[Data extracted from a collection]
◆ ◆ ◆ ◆

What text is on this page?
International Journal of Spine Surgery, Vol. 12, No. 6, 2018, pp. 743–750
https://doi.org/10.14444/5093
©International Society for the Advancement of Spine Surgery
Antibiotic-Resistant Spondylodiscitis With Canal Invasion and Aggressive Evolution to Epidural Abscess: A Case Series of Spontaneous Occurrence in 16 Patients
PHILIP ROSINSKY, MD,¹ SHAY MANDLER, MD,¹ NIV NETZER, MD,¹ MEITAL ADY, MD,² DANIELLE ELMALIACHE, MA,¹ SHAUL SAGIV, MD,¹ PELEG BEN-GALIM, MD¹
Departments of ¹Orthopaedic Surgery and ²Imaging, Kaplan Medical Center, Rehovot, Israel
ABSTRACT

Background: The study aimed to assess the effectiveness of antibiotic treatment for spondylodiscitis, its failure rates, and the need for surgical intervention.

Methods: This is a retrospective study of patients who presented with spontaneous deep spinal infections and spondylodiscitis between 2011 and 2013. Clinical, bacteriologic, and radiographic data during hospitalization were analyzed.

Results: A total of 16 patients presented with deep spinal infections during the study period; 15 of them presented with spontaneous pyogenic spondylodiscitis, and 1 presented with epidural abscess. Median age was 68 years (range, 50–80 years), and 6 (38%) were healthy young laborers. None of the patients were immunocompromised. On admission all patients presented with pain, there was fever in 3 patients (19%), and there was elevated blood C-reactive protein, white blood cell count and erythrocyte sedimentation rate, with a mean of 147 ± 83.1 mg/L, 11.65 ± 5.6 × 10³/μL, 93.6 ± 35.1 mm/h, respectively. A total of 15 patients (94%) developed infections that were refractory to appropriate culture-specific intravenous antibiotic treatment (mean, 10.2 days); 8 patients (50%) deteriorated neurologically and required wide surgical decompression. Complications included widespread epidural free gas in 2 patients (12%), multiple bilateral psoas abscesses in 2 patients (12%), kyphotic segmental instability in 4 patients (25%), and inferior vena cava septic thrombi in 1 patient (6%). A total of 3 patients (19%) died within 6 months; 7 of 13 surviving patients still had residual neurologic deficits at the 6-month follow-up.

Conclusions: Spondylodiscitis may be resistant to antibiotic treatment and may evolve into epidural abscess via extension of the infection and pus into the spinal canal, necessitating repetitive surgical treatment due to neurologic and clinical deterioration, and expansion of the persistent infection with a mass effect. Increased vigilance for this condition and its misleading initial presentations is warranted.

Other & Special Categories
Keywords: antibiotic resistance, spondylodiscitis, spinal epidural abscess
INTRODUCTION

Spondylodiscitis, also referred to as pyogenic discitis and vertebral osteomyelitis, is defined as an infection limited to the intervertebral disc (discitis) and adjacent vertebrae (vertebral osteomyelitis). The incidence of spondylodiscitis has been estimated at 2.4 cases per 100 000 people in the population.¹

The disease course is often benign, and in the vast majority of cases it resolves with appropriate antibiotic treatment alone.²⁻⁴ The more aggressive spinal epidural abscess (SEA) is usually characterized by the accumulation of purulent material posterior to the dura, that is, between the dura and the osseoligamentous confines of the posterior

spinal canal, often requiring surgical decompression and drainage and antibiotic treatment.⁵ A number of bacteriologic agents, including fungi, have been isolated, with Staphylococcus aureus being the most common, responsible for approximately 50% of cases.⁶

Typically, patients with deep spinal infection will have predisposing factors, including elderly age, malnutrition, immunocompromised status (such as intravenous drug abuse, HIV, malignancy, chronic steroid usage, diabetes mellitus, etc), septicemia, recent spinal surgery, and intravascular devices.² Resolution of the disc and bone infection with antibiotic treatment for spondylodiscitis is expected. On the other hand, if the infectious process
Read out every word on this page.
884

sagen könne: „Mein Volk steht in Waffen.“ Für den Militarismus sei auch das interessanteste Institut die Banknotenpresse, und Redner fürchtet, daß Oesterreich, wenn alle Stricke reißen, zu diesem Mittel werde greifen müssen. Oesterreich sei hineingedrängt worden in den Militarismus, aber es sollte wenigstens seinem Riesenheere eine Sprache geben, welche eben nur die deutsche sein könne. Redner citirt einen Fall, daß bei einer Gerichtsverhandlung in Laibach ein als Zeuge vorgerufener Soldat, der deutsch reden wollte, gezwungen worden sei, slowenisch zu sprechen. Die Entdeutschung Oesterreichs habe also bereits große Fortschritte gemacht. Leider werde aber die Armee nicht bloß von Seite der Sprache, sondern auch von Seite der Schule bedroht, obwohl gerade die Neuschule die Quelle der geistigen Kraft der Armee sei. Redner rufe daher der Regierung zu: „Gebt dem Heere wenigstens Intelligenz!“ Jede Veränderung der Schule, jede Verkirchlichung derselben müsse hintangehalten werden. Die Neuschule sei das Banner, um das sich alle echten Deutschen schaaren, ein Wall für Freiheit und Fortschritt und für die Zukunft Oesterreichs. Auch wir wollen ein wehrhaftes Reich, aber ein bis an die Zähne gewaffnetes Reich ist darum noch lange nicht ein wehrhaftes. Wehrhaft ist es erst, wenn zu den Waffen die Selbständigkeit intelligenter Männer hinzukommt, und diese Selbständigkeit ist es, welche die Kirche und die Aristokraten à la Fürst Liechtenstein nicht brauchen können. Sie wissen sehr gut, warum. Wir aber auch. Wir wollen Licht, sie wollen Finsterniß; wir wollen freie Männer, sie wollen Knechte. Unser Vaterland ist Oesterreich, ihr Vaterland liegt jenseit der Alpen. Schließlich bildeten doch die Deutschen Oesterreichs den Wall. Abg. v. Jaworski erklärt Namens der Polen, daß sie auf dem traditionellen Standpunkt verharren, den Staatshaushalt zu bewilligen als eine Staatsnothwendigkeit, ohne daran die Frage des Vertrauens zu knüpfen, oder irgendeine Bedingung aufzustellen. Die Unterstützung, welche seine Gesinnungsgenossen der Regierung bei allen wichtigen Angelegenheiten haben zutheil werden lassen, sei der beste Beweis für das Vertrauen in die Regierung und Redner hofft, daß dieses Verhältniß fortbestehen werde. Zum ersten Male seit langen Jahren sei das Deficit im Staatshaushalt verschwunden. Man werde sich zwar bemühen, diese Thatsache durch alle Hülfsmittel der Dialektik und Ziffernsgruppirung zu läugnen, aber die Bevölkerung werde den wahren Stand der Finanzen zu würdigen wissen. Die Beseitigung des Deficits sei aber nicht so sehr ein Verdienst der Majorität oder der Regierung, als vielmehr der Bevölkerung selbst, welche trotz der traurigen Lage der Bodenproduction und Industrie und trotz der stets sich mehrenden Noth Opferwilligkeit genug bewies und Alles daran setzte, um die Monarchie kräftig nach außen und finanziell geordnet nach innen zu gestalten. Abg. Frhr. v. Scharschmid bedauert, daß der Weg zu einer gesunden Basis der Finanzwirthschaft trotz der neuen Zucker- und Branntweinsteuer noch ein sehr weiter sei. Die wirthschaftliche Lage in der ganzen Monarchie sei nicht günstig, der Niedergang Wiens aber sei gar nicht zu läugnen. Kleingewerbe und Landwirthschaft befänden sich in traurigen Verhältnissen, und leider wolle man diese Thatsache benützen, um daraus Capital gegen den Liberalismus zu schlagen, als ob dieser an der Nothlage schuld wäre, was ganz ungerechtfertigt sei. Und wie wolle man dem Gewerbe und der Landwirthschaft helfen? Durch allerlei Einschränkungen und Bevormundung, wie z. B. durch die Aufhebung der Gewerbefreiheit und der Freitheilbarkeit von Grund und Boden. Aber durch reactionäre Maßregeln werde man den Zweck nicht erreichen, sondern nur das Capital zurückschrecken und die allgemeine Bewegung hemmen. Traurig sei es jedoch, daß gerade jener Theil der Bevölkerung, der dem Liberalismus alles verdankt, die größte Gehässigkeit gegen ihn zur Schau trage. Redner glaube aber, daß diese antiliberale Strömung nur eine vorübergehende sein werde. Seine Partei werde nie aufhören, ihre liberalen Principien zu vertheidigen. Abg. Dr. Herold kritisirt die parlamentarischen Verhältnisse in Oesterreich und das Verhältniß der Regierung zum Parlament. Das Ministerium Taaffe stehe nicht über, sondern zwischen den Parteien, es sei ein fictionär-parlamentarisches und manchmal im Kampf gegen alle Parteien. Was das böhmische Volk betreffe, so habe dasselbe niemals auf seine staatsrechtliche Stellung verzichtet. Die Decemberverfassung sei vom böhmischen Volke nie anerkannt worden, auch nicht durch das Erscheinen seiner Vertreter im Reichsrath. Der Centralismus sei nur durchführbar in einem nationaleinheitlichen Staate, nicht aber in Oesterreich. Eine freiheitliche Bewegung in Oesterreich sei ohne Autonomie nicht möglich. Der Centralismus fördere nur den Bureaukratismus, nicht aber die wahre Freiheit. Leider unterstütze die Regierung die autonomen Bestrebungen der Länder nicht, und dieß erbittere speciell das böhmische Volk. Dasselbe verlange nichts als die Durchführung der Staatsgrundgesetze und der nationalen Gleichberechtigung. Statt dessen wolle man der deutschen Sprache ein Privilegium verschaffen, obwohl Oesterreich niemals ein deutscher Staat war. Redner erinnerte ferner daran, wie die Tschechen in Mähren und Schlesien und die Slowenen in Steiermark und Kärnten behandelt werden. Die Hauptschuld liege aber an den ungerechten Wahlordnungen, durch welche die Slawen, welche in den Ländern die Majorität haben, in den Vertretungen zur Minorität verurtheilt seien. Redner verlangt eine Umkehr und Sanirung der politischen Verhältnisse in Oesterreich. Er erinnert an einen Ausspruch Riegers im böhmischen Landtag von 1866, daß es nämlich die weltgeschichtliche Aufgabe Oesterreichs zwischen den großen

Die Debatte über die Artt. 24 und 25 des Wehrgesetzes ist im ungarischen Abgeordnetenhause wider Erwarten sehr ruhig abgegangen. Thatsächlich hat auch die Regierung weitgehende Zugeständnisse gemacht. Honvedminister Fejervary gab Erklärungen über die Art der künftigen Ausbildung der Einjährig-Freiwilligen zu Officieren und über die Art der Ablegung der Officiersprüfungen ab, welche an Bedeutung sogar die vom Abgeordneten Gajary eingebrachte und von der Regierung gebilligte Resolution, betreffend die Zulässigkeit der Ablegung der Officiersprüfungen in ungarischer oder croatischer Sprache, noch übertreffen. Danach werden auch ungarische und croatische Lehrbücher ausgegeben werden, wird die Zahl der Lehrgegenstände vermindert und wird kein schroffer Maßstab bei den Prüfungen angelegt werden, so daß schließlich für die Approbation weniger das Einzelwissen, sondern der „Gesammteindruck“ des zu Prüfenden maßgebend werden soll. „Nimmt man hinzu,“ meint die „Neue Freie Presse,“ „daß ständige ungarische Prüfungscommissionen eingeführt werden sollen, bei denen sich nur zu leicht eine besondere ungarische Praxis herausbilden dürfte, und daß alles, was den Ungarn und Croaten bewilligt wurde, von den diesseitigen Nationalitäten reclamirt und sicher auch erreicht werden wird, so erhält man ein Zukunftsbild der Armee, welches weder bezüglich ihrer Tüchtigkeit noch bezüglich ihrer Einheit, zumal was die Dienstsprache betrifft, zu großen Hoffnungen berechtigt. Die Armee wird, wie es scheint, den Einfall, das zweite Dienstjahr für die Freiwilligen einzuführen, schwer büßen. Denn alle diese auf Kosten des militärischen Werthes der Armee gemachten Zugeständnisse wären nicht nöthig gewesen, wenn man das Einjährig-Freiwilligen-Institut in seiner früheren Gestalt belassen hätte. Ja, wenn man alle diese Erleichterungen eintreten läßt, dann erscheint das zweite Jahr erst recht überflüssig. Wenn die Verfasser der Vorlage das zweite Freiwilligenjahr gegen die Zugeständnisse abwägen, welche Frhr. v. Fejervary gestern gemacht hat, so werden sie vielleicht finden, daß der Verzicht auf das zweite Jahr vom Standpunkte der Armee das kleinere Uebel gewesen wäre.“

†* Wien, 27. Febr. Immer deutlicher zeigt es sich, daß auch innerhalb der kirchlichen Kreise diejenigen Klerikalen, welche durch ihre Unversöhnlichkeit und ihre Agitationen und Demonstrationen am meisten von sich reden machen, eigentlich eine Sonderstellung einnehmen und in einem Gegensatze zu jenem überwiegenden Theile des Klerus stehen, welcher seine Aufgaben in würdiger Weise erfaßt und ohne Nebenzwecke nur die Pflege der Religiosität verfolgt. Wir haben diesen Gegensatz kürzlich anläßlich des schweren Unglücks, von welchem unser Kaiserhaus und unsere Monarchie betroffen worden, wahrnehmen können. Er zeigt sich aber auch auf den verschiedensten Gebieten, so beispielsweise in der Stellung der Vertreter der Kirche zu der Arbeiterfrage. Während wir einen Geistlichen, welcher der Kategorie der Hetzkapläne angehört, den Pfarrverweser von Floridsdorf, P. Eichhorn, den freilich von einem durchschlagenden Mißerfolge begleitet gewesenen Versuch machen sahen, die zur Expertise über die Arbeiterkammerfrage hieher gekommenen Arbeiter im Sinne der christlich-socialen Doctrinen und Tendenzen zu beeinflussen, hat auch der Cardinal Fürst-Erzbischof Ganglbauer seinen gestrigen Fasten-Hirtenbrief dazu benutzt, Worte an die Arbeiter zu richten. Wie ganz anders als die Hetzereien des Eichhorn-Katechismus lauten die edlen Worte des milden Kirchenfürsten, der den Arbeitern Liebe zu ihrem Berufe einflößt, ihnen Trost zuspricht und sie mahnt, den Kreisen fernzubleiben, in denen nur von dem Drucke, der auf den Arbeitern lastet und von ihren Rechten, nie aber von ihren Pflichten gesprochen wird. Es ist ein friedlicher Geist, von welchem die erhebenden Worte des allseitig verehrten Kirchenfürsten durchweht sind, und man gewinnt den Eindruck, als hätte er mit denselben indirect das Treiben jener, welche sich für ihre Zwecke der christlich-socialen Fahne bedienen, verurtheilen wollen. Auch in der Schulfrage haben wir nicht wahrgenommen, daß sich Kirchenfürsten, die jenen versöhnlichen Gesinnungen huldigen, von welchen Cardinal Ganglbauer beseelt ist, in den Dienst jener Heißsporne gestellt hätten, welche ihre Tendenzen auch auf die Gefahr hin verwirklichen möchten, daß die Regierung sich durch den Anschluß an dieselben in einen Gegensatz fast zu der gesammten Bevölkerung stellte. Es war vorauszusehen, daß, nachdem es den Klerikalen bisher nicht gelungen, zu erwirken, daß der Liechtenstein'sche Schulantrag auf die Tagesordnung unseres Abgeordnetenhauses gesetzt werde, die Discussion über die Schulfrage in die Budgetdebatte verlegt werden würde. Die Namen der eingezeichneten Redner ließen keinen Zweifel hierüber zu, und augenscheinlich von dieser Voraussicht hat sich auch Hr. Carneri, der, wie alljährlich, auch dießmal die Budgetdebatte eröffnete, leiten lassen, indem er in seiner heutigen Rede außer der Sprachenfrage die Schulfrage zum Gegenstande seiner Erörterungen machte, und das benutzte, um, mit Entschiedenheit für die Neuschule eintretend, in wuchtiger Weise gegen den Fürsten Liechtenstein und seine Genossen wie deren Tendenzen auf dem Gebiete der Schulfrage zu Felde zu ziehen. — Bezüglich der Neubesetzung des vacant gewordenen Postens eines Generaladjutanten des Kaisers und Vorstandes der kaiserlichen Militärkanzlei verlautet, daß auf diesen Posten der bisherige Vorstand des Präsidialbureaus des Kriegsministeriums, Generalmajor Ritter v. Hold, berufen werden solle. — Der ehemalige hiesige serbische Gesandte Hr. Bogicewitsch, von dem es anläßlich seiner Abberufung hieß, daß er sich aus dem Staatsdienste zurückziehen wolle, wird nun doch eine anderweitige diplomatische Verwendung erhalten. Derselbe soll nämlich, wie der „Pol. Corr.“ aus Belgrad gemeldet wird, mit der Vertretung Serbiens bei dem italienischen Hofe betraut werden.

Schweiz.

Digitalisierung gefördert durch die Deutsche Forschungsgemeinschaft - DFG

◆ ◆ ◆ ◆

**Required work**
In the entries above, find each line with the word "been" and show it.

**Task answer**
Spondylodiscitis, also referred to as pyogenic discitis and vertebral osteomyelitis, is defined as an infection limited to the intervertebral disc (discitis) and adjacent vertebrae (vertebral osteomyelitis). The incidence of spondylodiscitis has been estimated at 2.4 cases per 100 000 people in the population.¹
spinal canal, often requiring surgical decompression and drainage and antibiotic treatment.⁵ A number of bacteriologic agents, including fungi, have been isolated, with Staphylococcus aureus being the most common, responsible for approximately 50% of cases.⁶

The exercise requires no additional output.